--- Start of DATA ENTRIES ---

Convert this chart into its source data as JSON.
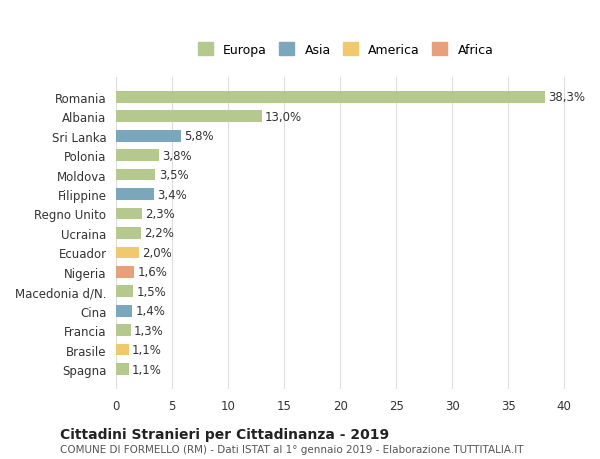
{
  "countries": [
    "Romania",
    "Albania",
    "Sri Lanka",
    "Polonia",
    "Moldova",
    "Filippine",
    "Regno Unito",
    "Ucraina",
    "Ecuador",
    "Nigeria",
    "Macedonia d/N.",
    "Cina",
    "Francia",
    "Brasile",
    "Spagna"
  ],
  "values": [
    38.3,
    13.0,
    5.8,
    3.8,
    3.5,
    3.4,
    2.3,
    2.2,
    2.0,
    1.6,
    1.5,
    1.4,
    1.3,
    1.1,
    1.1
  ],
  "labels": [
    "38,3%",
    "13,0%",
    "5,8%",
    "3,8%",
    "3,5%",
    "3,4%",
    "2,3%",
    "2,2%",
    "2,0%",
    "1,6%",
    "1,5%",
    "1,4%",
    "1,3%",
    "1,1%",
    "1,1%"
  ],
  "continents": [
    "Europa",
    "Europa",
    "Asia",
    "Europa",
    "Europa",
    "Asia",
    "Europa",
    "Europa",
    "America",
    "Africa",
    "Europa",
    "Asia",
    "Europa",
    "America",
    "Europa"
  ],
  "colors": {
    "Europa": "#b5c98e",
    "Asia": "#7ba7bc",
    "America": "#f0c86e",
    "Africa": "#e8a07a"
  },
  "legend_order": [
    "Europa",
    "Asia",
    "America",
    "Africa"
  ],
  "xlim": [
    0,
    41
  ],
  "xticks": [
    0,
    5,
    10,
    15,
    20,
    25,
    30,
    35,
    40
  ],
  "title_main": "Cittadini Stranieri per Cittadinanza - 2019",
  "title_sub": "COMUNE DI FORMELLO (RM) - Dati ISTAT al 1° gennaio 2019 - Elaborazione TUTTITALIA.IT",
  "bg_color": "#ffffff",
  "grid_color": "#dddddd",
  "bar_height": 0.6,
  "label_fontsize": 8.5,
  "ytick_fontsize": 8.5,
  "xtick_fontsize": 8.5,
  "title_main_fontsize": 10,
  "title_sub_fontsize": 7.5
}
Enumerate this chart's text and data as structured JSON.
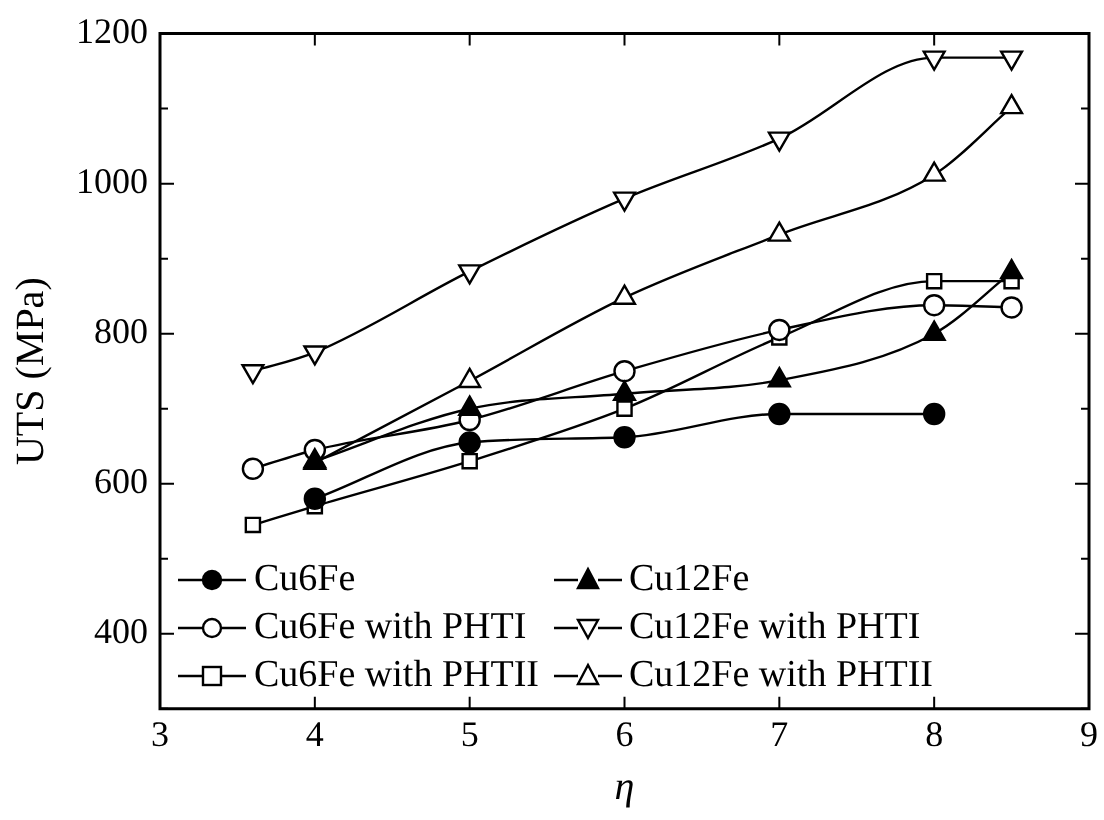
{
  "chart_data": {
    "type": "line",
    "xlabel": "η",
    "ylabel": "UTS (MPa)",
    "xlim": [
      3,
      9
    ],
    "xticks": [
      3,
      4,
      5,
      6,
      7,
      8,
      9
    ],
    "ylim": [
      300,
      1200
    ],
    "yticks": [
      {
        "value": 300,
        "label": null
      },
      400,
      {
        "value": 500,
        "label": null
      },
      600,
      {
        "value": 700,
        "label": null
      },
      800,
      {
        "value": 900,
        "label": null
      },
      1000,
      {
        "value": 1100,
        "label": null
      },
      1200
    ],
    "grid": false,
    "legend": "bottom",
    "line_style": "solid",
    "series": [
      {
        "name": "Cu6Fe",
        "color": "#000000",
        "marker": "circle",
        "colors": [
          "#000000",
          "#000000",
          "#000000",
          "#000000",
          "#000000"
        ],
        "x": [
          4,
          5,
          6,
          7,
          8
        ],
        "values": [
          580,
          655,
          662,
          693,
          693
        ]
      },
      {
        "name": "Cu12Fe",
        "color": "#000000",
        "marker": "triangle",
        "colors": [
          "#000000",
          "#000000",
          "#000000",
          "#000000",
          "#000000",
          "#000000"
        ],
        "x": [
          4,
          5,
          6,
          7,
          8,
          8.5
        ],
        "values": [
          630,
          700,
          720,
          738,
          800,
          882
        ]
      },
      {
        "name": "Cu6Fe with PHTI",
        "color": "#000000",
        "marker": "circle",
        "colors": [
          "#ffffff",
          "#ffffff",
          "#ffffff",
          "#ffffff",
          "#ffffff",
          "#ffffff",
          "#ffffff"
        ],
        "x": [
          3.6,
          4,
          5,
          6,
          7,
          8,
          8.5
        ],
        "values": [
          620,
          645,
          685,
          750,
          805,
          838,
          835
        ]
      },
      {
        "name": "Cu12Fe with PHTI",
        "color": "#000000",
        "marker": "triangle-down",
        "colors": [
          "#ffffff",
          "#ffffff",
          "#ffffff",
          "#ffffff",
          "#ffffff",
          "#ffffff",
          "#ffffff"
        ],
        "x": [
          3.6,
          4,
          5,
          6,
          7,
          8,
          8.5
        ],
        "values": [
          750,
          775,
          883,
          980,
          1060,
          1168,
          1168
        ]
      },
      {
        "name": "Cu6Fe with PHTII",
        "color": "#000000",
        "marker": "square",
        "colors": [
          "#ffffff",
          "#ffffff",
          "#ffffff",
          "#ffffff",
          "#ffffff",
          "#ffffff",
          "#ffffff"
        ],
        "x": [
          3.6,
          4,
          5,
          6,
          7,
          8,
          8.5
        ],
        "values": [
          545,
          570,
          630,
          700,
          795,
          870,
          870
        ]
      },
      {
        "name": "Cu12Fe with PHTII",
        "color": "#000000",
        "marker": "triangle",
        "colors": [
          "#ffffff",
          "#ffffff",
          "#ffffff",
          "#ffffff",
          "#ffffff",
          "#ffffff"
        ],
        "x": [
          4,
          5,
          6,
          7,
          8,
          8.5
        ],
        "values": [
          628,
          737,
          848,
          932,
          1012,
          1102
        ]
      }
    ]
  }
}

--- End of DATA ENTRIES ---
--- Start of DATA ENTRIES ---

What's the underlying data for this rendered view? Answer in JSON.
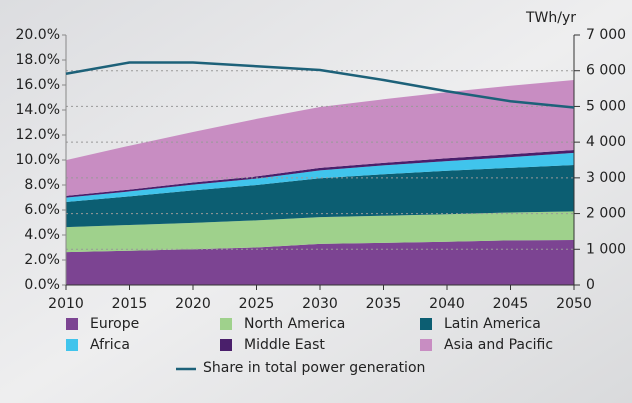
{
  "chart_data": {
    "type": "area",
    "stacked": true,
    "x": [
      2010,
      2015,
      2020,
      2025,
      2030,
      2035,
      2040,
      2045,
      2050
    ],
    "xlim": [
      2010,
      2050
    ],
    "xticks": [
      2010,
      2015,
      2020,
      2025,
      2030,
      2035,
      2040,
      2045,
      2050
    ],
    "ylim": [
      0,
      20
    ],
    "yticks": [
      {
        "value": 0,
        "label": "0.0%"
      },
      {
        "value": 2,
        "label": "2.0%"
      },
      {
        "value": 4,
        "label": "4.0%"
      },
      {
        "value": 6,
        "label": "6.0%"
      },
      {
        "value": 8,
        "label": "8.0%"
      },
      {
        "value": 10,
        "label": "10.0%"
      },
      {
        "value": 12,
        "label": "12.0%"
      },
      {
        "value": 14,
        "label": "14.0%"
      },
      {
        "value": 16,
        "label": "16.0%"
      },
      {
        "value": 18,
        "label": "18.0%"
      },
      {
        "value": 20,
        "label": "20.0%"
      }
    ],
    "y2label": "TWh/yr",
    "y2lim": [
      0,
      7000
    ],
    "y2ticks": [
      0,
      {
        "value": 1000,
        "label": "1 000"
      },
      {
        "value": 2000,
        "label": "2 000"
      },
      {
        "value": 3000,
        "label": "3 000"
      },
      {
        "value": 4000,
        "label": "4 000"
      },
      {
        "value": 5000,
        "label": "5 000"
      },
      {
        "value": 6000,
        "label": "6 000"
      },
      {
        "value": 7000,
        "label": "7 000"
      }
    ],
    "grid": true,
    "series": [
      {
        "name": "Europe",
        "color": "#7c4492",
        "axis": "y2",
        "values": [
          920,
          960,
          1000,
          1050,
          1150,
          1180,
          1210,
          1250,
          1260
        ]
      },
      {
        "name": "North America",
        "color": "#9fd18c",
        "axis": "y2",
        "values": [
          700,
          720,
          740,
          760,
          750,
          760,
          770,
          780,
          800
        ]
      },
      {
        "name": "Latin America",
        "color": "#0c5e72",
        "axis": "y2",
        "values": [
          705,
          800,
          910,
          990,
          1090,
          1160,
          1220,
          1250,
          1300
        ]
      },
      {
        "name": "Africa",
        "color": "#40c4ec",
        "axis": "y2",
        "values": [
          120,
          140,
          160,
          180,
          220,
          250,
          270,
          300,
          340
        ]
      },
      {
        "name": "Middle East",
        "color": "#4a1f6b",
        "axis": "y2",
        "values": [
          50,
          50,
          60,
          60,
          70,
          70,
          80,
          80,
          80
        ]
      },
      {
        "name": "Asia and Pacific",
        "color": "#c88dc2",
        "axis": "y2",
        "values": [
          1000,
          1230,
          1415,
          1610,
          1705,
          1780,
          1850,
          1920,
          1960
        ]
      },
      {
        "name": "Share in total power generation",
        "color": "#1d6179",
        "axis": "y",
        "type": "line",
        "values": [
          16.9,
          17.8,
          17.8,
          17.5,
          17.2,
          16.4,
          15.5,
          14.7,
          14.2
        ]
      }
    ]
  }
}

--- End of DATA ENTRIES ---
--- Start of DATA ENTRIES ---

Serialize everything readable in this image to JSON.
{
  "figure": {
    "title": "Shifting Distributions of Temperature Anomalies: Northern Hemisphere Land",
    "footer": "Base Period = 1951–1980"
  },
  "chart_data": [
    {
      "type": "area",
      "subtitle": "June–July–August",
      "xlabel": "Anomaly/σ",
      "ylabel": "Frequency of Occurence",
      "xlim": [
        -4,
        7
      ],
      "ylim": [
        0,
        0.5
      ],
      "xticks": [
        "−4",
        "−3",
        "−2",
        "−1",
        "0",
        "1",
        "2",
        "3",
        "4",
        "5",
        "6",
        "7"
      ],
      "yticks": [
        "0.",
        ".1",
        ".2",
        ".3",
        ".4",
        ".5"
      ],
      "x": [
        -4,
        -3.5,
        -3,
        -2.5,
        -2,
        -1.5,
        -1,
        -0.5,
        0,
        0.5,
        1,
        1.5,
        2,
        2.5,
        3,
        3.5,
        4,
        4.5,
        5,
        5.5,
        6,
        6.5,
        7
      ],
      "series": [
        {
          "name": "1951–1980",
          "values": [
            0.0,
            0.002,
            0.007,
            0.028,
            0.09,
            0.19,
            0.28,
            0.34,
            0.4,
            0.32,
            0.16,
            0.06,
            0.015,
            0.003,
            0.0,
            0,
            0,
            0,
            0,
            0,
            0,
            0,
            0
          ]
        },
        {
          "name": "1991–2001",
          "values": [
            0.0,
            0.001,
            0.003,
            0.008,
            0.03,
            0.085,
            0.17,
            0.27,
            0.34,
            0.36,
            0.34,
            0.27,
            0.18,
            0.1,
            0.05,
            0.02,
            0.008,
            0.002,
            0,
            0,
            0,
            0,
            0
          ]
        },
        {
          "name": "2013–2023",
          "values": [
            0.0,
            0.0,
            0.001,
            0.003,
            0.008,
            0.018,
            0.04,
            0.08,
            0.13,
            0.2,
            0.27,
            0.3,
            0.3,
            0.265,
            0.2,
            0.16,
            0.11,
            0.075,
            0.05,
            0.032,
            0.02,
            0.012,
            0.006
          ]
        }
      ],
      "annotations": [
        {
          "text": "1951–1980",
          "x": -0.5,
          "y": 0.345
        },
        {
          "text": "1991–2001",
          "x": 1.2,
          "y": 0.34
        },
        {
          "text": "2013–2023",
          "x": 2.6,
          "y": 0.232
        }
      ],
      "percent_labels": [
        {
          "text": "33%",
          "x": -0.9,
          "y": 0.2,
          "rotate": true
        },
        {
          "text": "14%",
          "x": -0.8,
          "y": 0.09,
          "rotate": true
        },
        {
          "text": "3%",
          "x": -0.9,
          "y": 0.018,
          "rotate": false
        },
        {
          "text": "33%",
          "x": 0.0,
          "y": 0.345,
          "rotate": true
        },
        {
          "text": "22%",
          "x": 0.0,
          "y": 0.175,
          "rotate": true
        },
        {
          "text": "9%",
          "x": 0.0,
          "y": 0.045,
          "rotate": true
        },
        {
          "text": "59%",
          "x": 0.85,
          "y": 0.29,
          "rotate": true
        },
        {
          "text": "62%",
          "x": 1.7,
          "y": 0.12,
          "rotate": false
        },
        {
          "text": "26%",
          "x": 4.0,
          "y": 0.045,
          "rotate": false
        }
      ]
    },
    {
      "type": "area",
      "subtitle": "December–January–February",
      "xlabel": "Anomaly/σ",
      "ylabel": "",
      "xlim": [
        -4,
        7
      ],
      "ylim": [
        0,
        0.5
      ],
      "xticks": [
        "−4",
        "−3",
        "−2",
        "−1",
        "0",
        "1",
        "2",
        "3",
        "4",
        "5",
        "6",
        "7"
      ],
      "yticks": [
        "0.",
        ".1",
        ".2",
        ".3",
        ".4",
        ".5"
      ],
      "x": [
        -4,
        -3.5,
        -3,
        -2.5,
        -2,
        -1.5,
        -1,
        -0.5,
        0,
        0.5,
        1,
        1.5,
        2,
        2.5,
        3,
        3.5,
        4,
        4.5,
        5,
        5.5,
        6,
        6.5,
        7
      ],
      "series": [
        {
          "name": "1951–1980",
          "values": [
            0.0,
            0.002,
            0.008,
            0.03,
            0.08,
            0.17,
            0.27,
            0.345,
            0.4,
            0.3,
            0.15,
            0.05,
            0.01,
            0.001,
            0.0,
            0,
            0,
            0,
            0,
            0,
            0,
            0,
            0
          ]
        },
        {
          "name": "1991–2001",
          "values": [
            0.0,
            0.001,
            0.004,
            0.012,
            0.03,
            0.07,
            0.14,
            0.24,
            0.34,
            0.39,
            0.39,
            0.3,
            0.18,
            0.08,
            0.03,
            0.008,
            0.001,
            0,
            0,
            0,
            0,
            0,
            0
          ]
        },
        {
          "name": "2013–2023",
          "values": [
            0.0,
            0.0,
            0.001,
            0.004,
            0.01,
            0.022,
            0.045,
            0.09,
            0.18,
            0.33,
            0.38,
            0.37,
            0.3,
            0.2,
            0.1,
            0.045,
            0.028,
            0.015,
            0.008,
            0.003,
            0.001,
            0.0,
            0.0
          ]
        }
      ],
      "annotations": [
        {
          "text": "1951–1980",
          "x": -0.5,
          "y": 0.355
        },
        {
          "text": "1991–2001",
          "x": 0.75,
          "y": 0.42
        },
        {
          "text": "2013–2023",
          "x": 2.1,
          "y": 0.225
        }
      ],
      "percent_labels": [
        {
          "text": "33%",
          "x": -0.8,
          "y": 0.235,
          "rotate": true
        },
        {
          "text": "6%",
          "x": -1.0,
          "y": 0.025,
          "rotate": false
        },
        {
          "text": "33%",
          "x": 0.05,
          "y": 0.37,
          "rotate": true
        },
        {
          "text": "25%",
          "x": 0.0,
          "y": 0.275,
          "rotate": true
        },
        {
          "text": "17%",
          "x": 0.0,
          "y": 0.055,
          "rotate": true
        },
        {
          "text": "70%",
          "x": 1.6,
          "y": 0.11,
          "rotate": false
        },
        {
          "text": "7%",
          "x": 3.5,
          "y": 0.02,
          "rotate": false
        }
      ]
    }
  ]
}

--- End of DATA ENTRIES ---

Copy every line from the entries that contains the word "Africa".

    "Africa",
    "Africa": "#e8a07a"
    "Africa"
        "name": "Africa",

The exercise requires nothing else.